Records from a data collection
====

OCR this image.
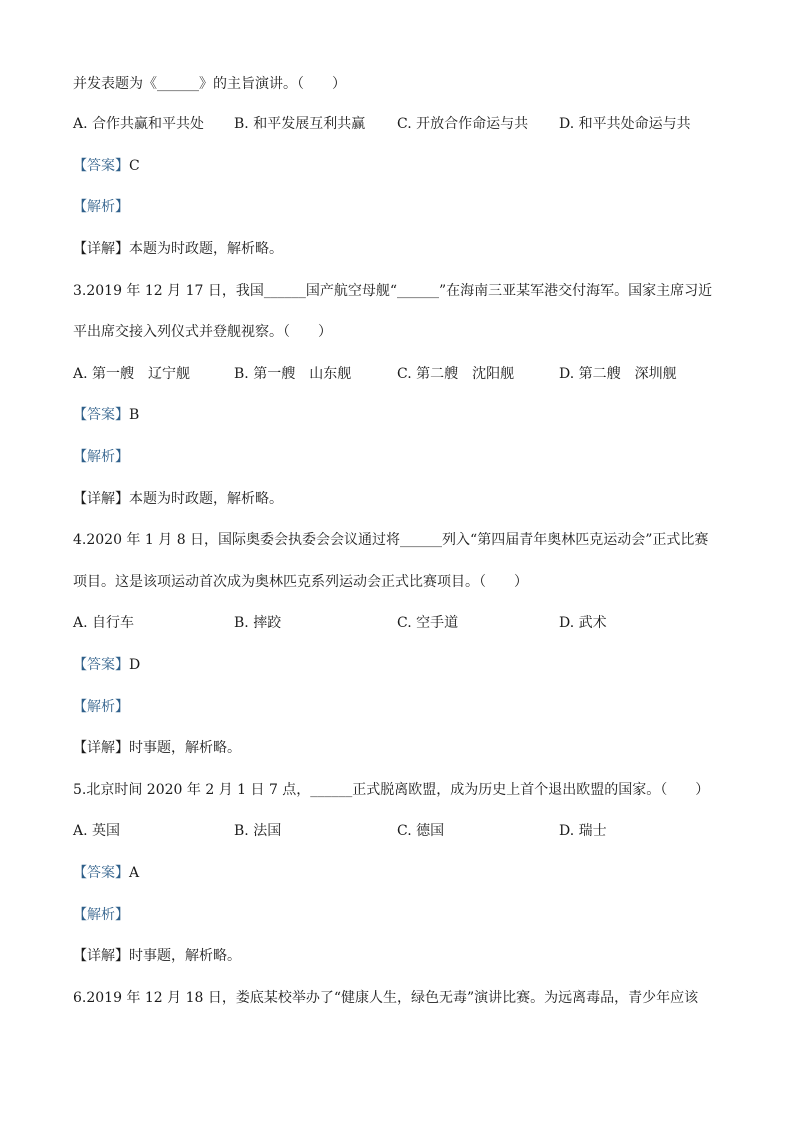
并发表题为《______》的主旨演讲。（　　）
A. 合作共赢和平共处 B. 和平发展互利共赢 C. 开放合作命运与共 D. 和平共处命运与共
【答案】C
【解析】
【详解】本题为时政题，解析略。
3.2019 年 12 月 17 日，我国______国产航空母舰“______”在海南三亚某军港交付海军。国家主席习近
平出席交接入列仪式并登舰视察。（　　）
A. 第一艘　辽宁舰	B. 第一艘　山东舰	C. 第二艘　沈阳舰	D. 第二艘　深圳舰
【答案】B
【解析】
【详解】本题为时政题，解析略。
4.2020 年 1 月 8 日，国际奥委会执委会会议通过将______列入“第四届青年奥林匹克运动会”正式比赛
项目。这是该项运动首次成为奥林匹克系列运动会正式比赛项目。（　　）
A. 自行车	B. 摔跤	C. 空手道	D. 武术
【答案】D
【解析】
【详解】时事题，解析略。
5.北京时间 2020 年 2 月 1 日 7 点，______正式脱离欧盟，成为历史上首个退出欧盟的国家。（　　）
A. 英国	B. 法国	C. 德国	D. 瑞士
【答案】A
【解析】
【详解】时事题，解析略。
6.2019 年 12 月 18 日，娄底某校举办了“健康人生，绿色无毒”演讲比赛。为远离毒品，青少年应该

====

- [Given request] Copy the entries above faithfully and omit every image.

- [Task output]
OCR this image.
并发表题为《______》的主旨演讲。（　　）
A. 合作共赢和平共处 B. 和平发展互利共赢 C. 开放合作命运与共 D. 和平共处命运与共
【答案】C
【解析】
【详解】本题为时政题，解析略。
3.2019 年 12 月 17 日，我国______国产航空母舰“______”在海南三亚某军港交付海军。国家主席习近
平出席交接入列仪式并登舰视察。（　　）
A. 第一艘　辽宁舰	B. 第一艘　山东舰	C. 第二艘　沈阳舰	D. 第二艘　深圳舰
【答案】B
【解析】
【详解】本题为时政题，解析略。
4.2020 年 1 月 8 日，国际奥委会执委会会议通过将______列入“第四届青年奥林匹克运动会”正式比赛
项目。这是该项运动首次成为奥林匹克系列运动会正式比赛项目。（　　）
A. 自行车	B. 摔跤	C. 空手道	D. 武术
【答案】D
【解析】
【详解】时事题，解析略。
5.北京时间 2020 年 2 月 1 日 7 点，______正式脱离欧盟，成为历史上首个退出欧盟的国家。（　　）
A. 英国	B. 法国	C. 德国	D. 瑞士
【答案】A
【解析】
【详解】时事题，解析略。
6.2019 年 12 月 18 日，娄底某校举办了“健康人生，绿色无毒”演讲比赛。为远离毒品，青少年应该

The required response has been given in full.